_AIM_.
From the entries below, copy out every line with "author" in it.
== RECORDS TO USE
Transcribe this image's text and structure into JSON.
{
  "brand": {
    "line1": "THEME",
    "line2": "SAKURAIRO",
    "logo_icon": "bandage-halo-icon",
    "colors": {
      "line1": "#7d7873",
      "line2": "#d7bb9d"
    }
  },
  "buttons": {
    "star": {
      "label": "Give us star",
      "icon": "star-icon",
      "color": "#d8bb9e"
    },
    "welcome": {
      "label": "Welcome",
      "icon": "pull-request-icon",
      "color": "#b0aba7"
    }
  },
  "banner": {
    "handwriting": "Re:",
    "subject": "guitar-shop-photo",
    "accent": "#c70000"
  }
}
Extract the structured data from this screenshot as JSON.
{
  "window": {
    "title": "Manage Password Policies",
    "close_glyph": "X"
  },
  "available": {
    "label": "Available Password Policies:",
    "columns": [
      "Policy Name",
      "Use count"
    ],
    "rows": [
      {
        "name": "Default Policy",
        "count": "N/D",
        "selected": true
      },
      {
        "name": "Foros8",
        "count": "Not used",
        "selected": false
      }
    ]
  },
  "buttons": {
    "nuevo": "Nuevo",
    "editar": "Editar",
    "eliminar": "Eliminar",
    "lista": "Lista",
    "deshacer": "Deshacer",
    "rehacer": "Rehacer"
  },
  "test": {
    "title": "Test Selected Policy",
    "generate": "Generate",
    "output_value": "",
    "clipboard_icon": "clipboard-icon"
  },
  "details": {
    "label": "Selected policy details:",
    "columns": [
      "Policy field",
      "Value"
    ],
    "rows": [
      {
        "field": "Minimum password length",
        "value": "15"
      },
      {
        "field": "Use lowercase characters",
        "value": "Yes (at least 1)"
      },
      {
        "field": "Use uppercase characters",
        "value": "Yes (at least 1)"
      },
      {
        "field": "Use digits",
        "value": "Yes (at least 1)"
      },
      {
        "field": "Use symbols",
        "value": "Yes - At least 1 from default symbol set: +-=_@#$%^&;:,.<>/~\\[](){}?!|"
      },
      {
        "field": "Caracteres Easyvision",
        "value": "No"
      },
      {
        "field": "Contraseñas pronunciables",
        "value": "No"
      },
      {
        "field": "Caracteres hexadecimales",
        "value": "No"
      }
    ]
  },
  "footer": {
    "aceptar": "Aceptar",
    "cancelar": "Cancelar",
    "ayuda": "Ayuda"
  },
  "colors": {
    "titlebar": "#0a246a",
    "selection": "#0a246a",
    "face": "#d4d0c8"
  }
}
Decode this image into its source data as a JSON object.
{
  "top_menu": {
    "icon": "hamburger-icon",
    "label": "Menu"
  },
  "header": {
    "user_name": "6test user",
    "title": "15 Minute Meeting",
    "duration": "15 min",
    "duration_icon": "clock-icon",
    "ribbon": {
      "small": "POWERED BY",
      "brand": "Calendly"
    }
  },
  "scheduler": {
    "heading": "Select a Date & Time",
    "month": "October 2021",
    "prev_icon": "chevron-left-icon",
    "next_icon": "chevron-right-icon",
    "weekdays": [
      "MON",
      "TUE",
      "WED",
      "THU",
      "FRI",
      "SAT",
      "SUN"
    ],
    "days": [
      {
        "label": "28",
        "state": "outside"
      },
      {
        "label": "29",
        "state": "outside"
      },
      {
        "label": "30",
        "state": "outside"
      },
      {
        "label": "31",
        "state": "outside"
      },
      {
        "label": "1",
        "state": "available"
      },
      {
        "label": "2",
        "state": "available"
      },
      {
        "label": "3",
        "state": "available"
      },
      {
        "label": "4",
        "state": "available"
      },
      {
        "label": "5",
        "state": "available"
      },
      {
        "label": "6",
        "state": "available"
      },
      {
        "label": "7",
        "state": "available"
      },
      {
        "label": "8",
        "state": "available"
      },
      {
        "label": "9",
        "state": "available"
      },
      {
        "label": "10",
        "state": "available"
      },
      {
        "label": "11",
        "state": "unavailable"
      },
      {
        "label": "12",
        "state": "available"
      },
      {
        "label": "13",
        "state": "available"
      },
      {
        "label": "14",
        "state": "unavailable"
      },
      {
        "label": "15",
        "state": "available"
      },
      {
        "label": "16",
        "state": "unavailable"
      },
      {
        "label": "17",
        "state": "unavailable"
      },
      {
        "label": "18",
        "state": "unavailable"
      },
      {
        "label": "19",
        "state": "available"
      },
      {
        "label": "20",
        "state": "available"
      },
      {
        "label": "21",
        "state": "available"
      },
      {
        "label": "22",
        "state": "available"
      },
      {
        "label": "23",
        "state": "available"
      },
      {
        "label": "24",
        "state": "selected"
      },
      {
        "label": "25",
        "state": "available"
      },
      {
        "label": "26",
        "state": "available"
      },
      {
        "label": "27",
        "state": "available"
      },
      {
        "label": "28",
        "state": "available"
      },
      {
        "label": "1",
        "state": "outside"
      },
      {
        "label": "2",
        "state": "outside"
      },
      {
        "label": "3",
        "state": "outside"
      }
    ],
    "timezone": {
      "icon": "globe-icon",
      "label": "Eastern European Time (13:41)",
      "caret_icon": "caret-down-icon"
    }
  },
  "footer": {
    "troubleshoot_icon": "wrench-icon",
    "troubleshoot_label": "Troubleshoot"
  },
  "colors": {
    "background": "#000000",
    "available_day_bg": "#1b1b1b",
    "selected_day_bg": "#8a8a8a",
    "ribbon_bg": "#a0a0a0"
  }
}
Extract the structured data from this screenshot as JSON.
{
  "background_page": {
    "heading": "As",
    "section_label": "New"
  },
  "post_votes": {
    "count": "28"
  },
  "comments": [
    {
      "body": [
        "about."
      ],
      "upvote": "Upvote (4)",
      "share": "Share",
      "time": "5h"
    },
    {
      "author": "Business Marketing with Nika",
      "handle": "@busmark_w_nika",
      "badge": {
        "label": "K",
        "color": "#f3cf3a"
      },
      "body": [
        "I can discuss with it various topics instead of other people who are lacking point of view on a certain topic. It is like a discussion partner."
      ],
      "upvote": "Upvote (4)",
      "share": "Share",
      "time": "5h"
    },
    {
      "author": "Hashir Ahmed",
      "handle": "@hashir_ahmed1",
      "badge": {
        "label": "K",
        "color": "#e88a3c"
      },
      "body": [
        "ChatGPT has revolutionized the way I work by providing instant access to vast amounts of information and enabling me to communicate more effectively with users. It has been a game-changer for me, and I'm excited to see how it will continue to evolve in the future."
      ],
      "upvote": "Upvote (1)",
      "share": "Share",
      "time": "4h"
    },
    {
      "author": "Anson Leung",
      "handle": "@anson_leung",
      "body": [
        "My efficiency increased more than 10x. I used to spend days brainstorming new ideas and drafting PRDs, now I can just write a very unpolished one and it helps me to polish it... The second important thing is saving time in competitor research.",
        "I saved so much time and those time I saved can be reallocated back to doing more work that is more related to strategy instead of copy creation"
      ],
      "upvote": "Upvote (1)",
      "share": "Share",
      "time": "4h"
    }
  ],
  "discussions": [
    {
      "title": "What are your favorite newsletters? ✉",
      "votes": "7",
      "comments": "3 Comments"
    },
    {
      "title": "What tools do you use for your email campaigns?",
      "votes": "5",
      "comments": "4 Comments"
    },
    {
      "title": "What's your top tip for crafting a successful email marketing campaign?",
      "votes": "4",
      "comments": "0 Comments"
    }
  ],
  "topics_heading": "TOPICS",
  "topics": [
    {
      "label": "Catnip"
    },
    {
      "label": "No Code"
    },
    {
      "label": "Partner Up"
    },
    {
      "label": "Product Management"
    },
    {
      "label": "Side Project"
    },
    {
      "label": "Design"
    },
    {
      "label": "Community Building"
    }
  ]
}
====
_COMPLETE RESPONSE_.
      "author": "Business Marketing with Nika",
      "author": "Hashir Ahmed",
      "author": "Anson Leung",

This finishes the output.